To do –
Gather all lines with the word "JSON" in them.

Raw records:
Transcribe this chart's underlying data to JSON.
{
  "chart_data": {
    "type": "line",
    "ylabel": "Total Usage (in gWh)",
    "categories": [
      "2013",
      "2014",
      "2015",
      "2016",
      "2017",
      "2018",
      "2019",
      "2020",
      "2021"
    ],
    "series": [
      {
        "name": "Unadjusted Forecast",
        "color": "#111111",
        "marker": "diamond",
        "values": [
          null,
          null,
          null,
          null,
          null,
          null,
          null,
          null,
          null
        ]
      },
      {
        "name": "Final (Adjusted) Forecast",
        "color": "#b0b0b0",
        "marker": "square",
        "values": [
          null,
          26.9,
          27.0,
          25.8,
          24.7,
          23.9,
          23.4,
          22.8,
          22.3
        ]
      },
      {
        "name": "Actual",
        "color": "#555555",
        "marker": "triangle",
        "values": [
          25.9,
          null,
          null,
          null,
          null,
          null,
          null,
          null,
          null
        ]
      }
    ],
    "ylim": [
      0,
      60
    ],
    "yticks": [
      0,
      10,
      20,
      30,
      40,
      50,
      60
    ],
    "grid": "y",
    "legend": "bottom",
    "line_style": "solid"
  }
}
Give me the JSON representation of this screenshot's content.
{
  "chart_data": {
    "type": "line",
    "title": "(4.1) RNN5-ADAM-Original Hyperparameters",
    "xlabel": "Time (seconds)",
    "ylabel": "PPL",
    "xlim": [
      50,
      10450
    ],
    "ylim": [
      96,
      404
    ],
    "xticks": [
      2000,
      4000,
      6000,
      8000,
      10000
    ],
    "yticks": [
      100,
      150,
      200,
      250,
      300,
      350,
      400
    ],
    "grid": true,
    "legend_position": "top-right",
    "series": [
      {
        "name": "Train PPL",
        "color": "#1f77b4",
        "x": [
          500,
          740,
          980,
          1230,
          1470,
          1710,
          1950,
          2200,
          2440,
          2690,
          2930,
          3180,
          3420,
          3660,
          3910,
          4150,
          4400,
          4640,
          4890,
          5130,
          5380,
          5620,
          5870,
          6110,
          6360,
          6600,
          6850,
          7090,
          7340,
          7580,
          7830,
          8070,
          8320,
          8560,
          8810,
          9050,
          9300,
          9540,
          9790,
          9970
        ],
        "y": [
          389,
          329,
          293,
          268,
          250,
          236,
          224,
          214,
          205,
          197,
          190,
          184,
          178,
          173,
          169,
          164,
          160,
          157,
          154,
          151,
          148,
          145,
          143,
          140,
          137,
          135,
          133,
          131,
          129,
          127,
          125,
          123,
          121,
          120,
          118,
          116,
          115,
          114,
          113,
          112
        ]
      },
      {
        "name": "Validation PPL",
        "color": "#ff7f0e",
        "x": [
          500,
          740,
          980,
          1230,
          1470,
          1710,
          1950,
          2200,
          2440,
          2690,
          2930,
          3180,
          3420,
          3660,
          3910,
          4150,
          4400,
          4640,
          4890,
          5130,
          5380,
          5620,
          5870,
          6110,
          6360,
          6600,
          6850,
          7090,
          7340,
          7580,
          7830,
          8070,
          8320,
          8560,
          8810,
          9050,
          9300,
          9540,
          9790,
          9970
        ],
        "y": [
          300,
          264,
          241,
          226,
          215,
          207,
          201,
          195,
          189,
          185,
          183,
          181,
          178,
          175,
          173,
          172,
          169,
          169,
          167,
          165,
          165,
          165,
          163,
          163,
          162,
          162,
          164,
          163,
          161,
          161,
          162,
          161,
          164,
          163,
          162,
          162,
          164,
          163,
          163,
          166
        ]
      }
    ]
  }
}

Full response –
Transcribe this chart's underlying data to JSON.
Give me the JSON representation of this screenshot's content.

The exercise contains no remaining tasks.